*Exercise:*
Please set down all the lines beneath this one exactly, without the pictures.

*Dataset rows about figures:*
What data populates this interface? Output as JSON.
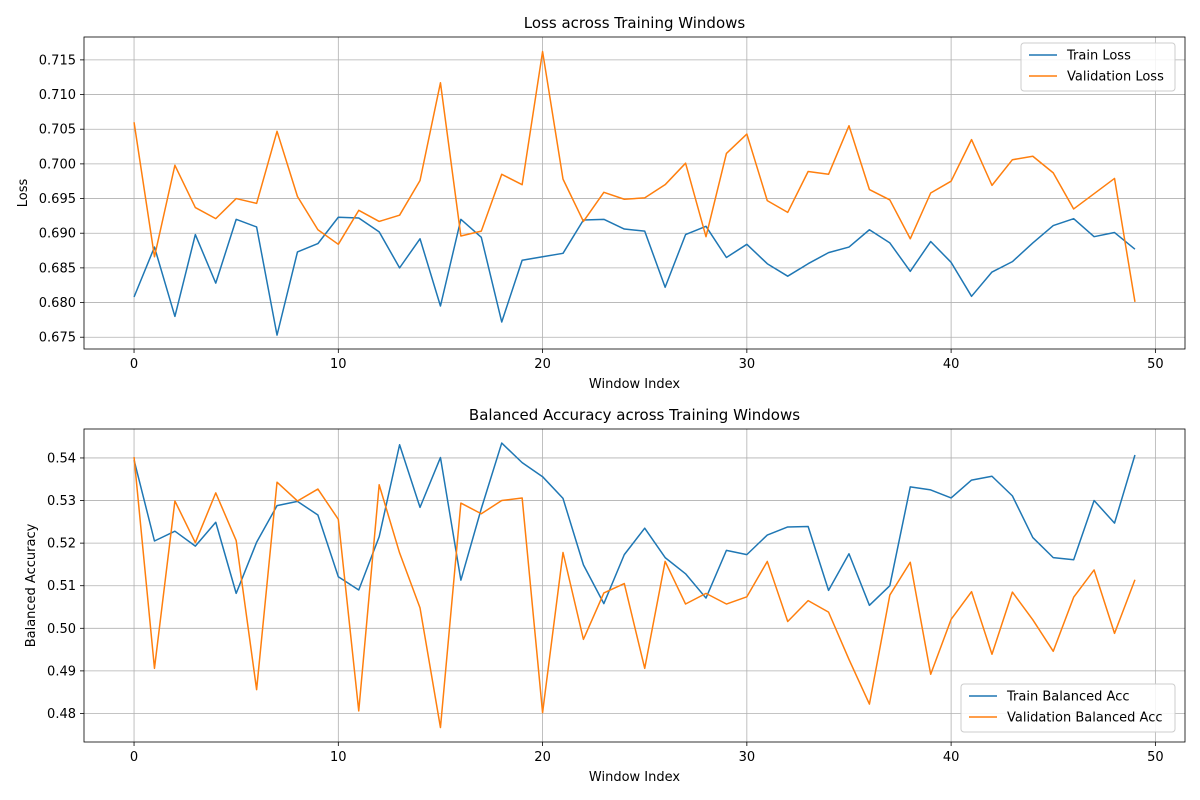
{
  "chart_data": [
    {
      "type": "line",
      "title": "Loss across Training Windows",
      "xlabel": "Window Index",
      "ylabel": "Loss",
      "xlim": [
        -2.45,
        51.45
      ],
      "ylim": [
        0.6733,
        0.7183
      ],
      "xticks": [
        0,
        10,
        20,
        30,
        40,
        50
      ],
      "yticks": [
        0.675,
        0.68,
        0.685,
        0.69,
        0.695,
        0.7,
        0.705,
        0.71,
        0.715
      ],
      "ytick_decimals": 3,
      "grid": true,
      "legend_position": "upper right",
      "x": [
        0,
        1,
        2,
        3,
        4,
        5,
        6,
        7,
        8,
        9,
        10,
        11,
        12,
        13,
        14,
        15,
        16,
        17,
        18,
        19,
        20,
        21,
        22,
        23,
        24,
        25,
        26,
        27,
        28,
        29,
        30,
        31,
        32,
        33,
        34,
        35,
        36,
        37,
        38,
        39,
        40,
        41,
        42,
        43,
        44,
        45,
        46,
        47,
        48,
        49
      ],
      "series": [
        {
          "name": "Train Loss",
          "color": "#1f77b4",
          "values": [
            0.6808,
            0.688,
            0.678,
            0.6898,
            0.6828,
            0.692,
            0.6909,
            0.6753,
            0.6873,
            0.6885,
            0.6923,
            0.6922,
            0.6902,
            0.685,
            0.6892,
            0.6795,
            0.692,
            0.6894,
            0.6772,
            0.6861,
            0.6866,
            0.6871,
            0.6919,
            0.692,
            0.6906,
            0.6903,
            0.6822,
            0.6898,
            0.691,
            0.6865,
            0.6884,
            0.6856,
            0.6838,
            0.6856,
            0.6872,
            0.688,
            0.6905,
            0.6886,
            0.6845,
            0.6888,
            0.6858,
            0.6809,
            0.6844,
            0.6859,
            0.6886,
            0.6911,
            0.6921,
            0.6895,
            0.6901,
            0.6877
          ]
        },
        {
          "name": "Validation Loss",
          "color": "#ff7f0e",
          "values": [
            0.706,
            0.6866,
            0.6998,
            0.6937,
            0.6921,
            0.695,
            0.6943,
            0.7047,
            0.6953,
            0.6905,
            0.6884,
            0.6933,
            0.6917,
            0.6926,
            0.6976,
            0.7117,
            0.6896,
            0.6903,
            0.6985,
            0.697,
            0.7162,
            0.6978,
            0.6917,
            0.6959,
            0.6949,
            0.6951,
            0.697,
            0.7001,
            0.6895,
            0.7015,
            0.7043,
            0.6947,
            0.693,
            0.6989,
            0.6985,
            0.7055,
            0.6963,
            0.6948,
            0.6892,
            0.6958,
            0.6975,
            0.7035,
            0.6969,
            0.7006,
            0.7011,
            0.6987,
            0.6935,
            0.6957,
            0.6979,
            0.6801
          ]
        }
      ]
    },
    {
      "type": "line",
      "title": "Balanced Accuracy across Training Windows",
      "xlabel": "Window Index",
      "ylabel": "Balanced Accuracy",
      "xlim": [
        -2.45,
        51.45
      ],
      "ylim": [
        0.4733,
        0.5468
      ],
      "xticks": [
        0,
        10,
        20,
        30,
        40,
        50
      ],
      "yticks": [
        0.48,
        0.49,
        0.5,
        0.51,
        0.52,
        0.53,
        0.54
      ],
      "ytick_decimals": 2,
      "grid": true,
      "legend_position": "lower right",
      "x": [
        0,
        1,
        2,
        3,
        4,
        5,
        6,
        7,
        8,
        9,
        10,
        11,
        12,
        13,
        14,
        15,
        16,
        17,
        18,
        19,
        20,
        21,
        22,
        23,
        24,
        25,
        26,
        27,
        28,
        29,
        30,
        31,
        32,
        33,
        34,
        35,
        36,
        37,
        38,
        39,
        40,
        41,
        42,
        43,
        44,
        45,
        46,
        47,
        48,
        49
      ],
      "series": [
        {
          "name": "Train Balanced Acc",
          "color": "#1f77b4",
          "values": [
            0.5395,
            0.5205,
            0.5228,
            0.5193,
            0.5249,
            0.5082,
            0.5202,
            0.5288,
            0.5298,
            0.5266,
            0.5121,
            0.509,
            0.5215,
            0.5431,
            0.5284,
            0.5401,
            0.5113,
            0.5281,
            0.5435,
            0.5389,
            0.5356,
            0.5305,
            0.5149,
            0.5058,
            0.5173,
            0.5235,
            0.5166,
            0.5128,
            0.5071,
            0.5183,
            0.5173,
            0.5219,
            0.5238,
            0.5239,
            0.5089,
            0.5175,
            0.5054,
            0.51,
            0.5332,
            0.5325,
            0.5306,
            0.5348,
            0.5357,
            0.5311,
            0.5213,
            0.5166,
            0.5161,
            0.53,
            0.5247,
            0.5407
          ]
        },
        {
          "name": "Validation Balanced Acc",
          "color": "#ff7f0e",
          "values": [
            0.5402,
            0.4906,
            0.5299,
            0.5201,
            0.5318,
            0.5206,
            0.4856,
            0.5343,
            0.5299,
            0.5327,
            0.5256,
            0.4806,
            0.5337,
            0.5177,
            0.5048,
            0.4767,
            0.5294,
            0.5269,
            0.53,
            0.5306,
            0.4802,
            0.5178,
            0.4974,
            0.5083,
            0.5105,
            0.4906,
            0.5157,
            0.5057,
            0.5082,
            0.5057,
            0.5074,
            0.5157,
            0.5016,
            0.5065,
            0.5038,
            0.4927,
            0.4822,
            0.5078,
            0.5155,
            0.4892,
            0.5021,
            0.5086,
            0.4939,
            0.5085,
            0.502,
            0.4946,
            0.5073,
            0.5137,
            0.4988,
            0.5114
          ]
        }
      ]
    }
  ]
}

*Solution to the problem:*
What data populates this interface? Output as JSON.
{
  "chart_data": [
    {
      "type": "line",
      "title": "Loss across Training Windows",
      "xlabel": "Window Index",
      "ylabel": "Loss",
      "xlim": [
        -2.45,
        51.45
      ],
      "ylim": [
        0.6733,
        0.7183
      ],
      "xticks": [
        0,
        10,
        20,
        30,
        40,
        50
      ],
      "yticks": [
        0.675,
        0.68,
        0.685,
        0.69,
        0.695,
        0.7,
        0.705,
        0.71,
        0.715
      ],
      "ytick_decimals": 3,
      "grid": true,
      "legend_position": "upper right",
      "x": [
        0,
        1,
        2,
        3,
        4,
        5,
        6,
        7,
        8,
        9,
        10,
        11,
        12,
        13,
        14,
        15,
        16,
        17,
        18,
        19,
        20,
        21,
        22,
        23,
        24,
        25,
        26,
        27,
        28,
        29,
        30,
        31,
        32,
        33,
        34,
        35,
        36,
        37,
        38,
        39,
        40,
        41,
        42,
        43,
        44,
        45,
        46,
        47,
        48,
        49
      ],
      "series": [
        {
          "name": "Train Loss",
          "color": "#1f77b4",
          "values": [
            0.6808,
            0.688,
            0.678,
            0.6898,
            0.6828,
            0.692,
            0.6909,
            0.6753,
            0.6873,
            0.6885,
            0.6923,
            0.6922,
            0.6902,
            0.685,
            0.6892,
            0.6795,
            0.692,
            0.6894,
            0.6772,
            0.6861,
            0.6866,
            0.6871,
            0.6919,
            0.692,
            0.6906,
            0.6903,
            0.6822,
            0.6898,
            0.691,
            0.6865,
            0.6884,
            0.6856,
            0.6838,
            0.6856,
            0.6872,
            0.688,
            0.6905,
            0.6886,
            0.6845,
            0.6888,
            0.6858,
            0.6809,
            0.6844,
            0.6859,
            0.6886,
            0.6911,
            0.6921,
            0.6895,
            0.6901,
            0.6877
          ]
        },
        {
          "name": "Validation Loss",
          "color": "#ff7f0e",
          "values": [
            0.706,
            0.6866,
            0.6998,
            0.6937,
            0.6921,
            0.695,
            0.6943,
            0.7047,
            0.6953,
            0.6905,
            0.6884,
            0.6933,
            0.6917,
            0.6926,
            0.6976,
            0.7117,
            0.6896,
            0.6903,
            0.6985,
            0.697,
            0.7162,
            0.6978,
            0.6917,
            0.6959,
            0.6949,
            0.6951,
            0.697,
            0.7001,
            0.6895,
            0.7015,
            0.7043,
            0.6947,
            0.693,
            0.6989,
            0.6985,
            0.7055,
            0.6963,
            0.6948,
            0.6892,
            0.6958,
            0.6975,
            0.7035,
            0.6969,
            0.7006,
            0.7011,
            0.6987,
            0.6935,
            0.6957,
            0.6979,
            0.6801
          ]
        }
      ]
    },
    {
      "type": "line",
      "title": "Balanced Accuracy across Training Windows",
      "xlabel": "Window Index",
      "ylabel": "Balanced Accuracy",
      "xlim": [
        -2.45,
        51.45
      ],
      "ylim": [
        0.4733,
        0.5468
      ],
      "xticks": [
        0,
        10,
        20,
        30,
        40,
        50
      ],
      "yticks": [
        0.48,
        0.49,
        0.5,
        0.51,
        0.52,
        0.53,
        0.54
      ],
      "ytick_decimals": 2,
      "grid": true,
      "legend_position": "lower right",
      "x": [
        0,
        1,
        2,
        3,
        4,
        5,
        6,
        7,
        8,
        9,
        10,
        11,
        12,
        13,
        14,
        15,
        16,
        17,
        18,
        19,
        20,
        21,
        22,
        23,
        24,
        25,
        26,
        27,
        28,
        29,
        30,
        31,
        32,
        33,
        34,
        35,
        36,
        37,
        38,
        39,
        40,
        41,
        42,
        43,
        44,
        45,
        46,
        47,
        48,
        49
      ],
      "series": [
        {
          "name": "Train Balanced Acc",
          "color": "#1f77b4",
          "values": [
            0.5395,
            0.5205,
            0.5228,
            0.5193,
            0.5249,
            0.5082,
            0.5202,
            0.5288,
            0.5298,
            0.5266,
            0.5121,
            0.509,
            0.5215,
            0.5431,
            0.5284,
            0.5401,
            0.5113,
            0.5281,
            0.5435,
            0.5389,
            0.5356,
            0.5305,
            0.5149,
            0.5058,
            0.5173,
            0.5235,
            0.5166,
            0.5128,
            0.5071,
            0.5183,
            0.5173,
            0.5219,
            0.5238,
            0.5239,
            0.5089,
            0.5175,
            0.5054,
            0.51,
            0.5332,
            0.5325,
            0.5306,
            0.5348,
            0.5357,
            0.5311,
            0.5213,
            0.5166,
            0.5161,
            0.53,
            0.5247,
            0.5407
          ]
        },
        {
          "name": "Validation Balanced Acc",
          "color": "#ff7f0e",
          "values": [
            0.5402,
            0.4906,
            0.5299,
            0.5201,
            0.5318,
            0.5206,
            0.4856,
            0.5343,
            0.5299,
            0.5327,
            0.5256,
            0.4806,
            0.5337,
            0.5177,
            0.5048,
            0.4767,
            0.5294,
            0.5269,
            0.53,
            0.5306,
            0.4802,
            0.5178,
            0.4974,
            0.5083,
            0.5105,
            0.4906,
            0.5157,
            0.5057,
            0.5082,
            0.5057,
            0.5074,
            0.5157,
            0.5016,
            0.5065,
            0.5038,
            0.4927,
            0.4822,
            0.5078,
            0.5155,
            0.4892,
            0.5021,
            0.5086,
            0.4939,
            0.5085,
            0.502,
            0.4946,
            0.5073,
            0.5137,
            0.4988,
            0.5114
          ]
        }
      ]
    }
  ]
}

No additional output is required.